== Data items ==
• • •
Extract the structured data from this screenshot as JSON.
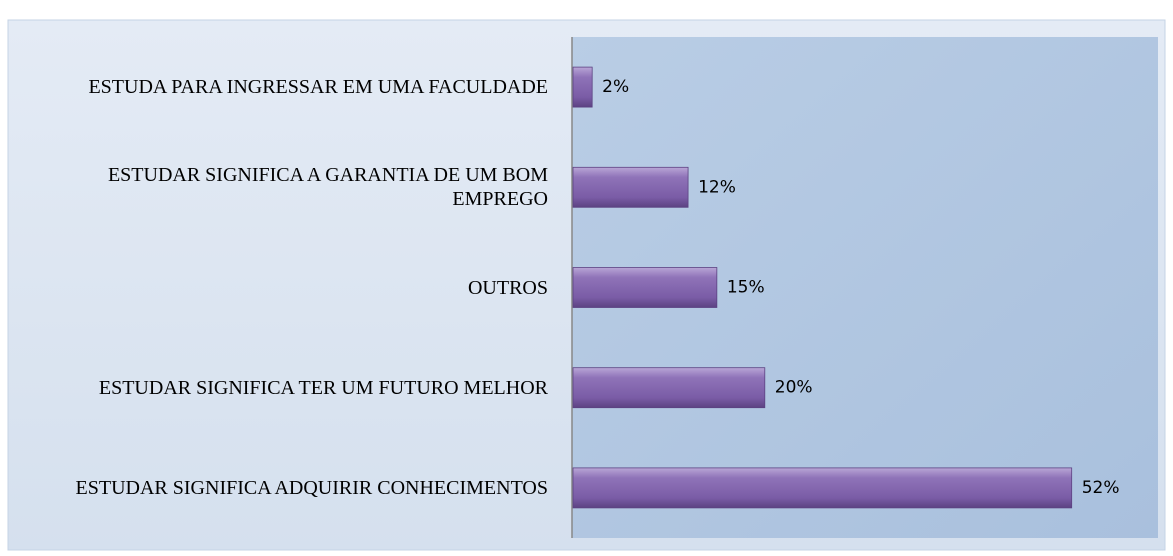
{
  "chart_data": {
    "type": "bar",
    "orientation": "horizontal",
    "categories": [
      "ESTUDA PARA INGRESSAR EM UMA FACULDADE",
      "ESTUDAR SIGNIFICA A GARANTIA DE UM BOM EMPREGO",
      "OUTROS",
      "ESTUDAR SIGNIFICA TER UM FUTURO MELHOR",
      "ESTUDAR SIGNIFICA ADQUIRIR CONHECIMENTOS"
    ],
    "values": [
      2,
      12,
      15,
      20,
      52
    ],
    "value_labels": [
      "2%",
      "12%",
      "15%",
      "20%",
      "52%"
    ],
    "color": "#8064a2",
    "xlim": [
      0,
      61
    ]
  }
}
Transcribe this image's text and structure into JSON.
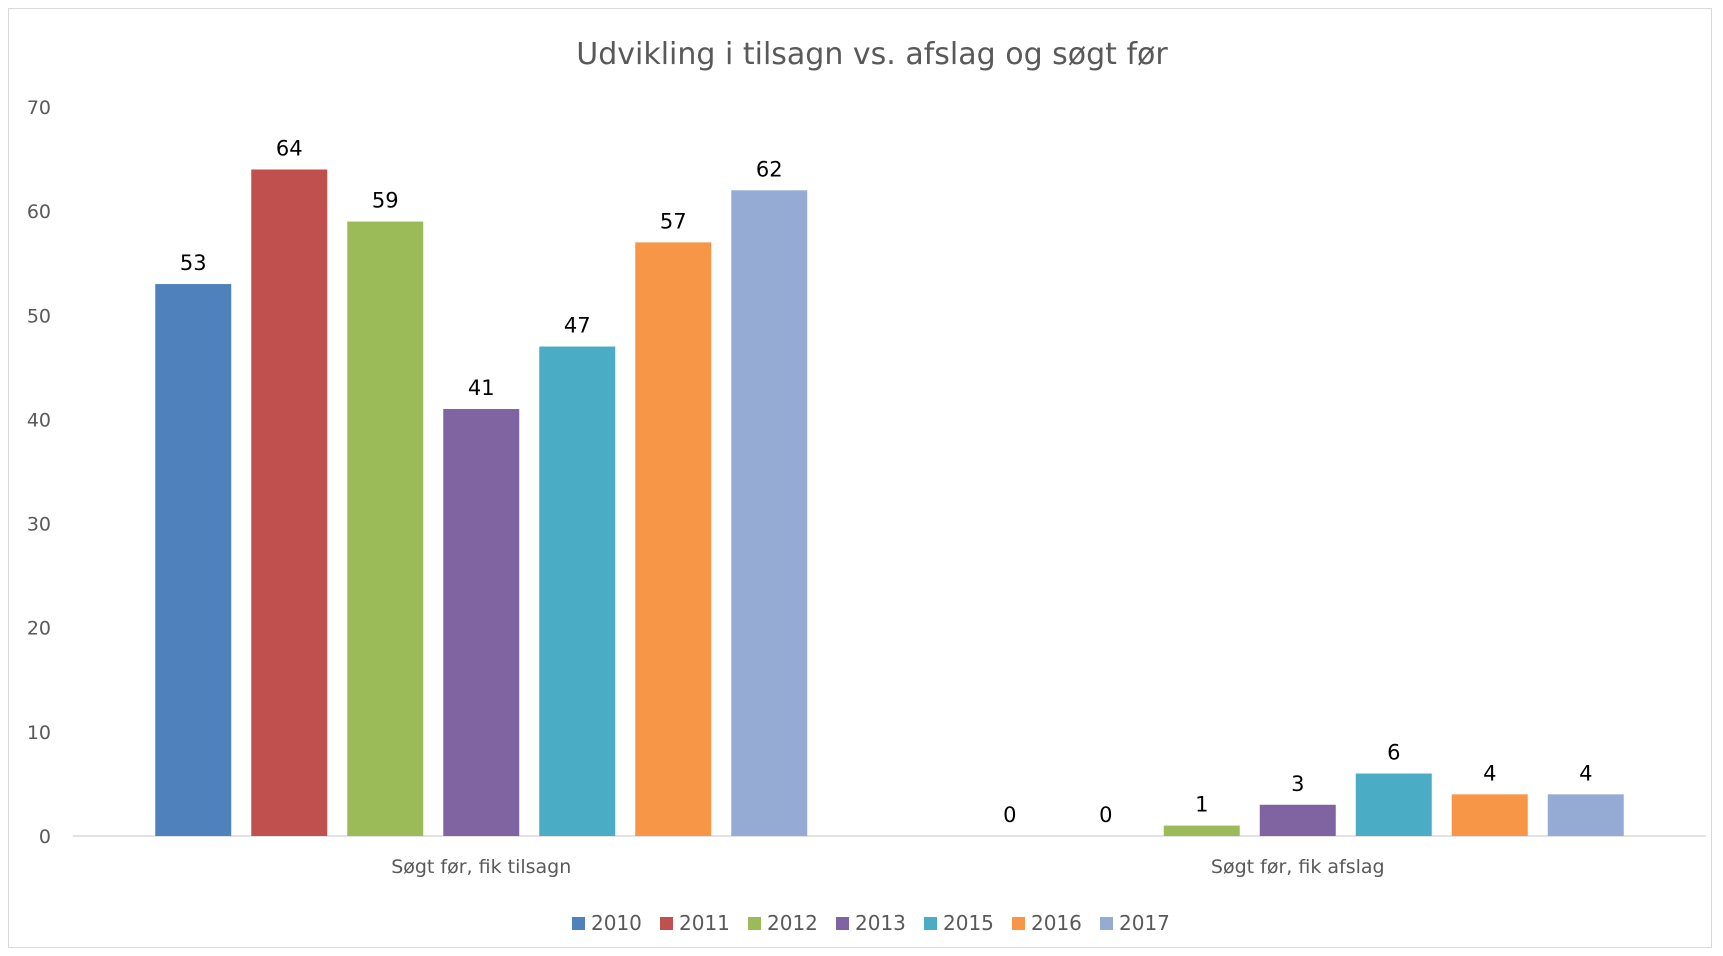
• • •
== Problem ==
Keep the pictures out of the copy and write out the data exactly as it stands.

== Answer to this exercise ==
Extract the structured data from this screenshot as JSON.
{
  "chart_data": {
    "type": "bar",
    "orientation": "horizontal",
    "categories": [
      "ESTUDA PARA INGRESSAR EM UMA FACULDADE",
      "ESTUDAR SIGNIFICA A GARANTIA DE UM BOM EMPREGO",
      "OUTROS",
      "ESTUDAR SIGNIFICA TER UM FUTURO MELHOR",
      "ESTUDAR SIGNIFICA ADQUIRIR CONHECIMENTOS"
    ],
    "values": [
      2,
      12,
      15,
      20,
      52
    ],
    "value_labels": [
      "2%",
      "12%",
      "15%",
      "20%",
      "52%"
    ],
    "color": "#8064a2",
    "xlim": [
      0,
      61
    ]
  }
}
Transcribe this image's text and structure into JSON.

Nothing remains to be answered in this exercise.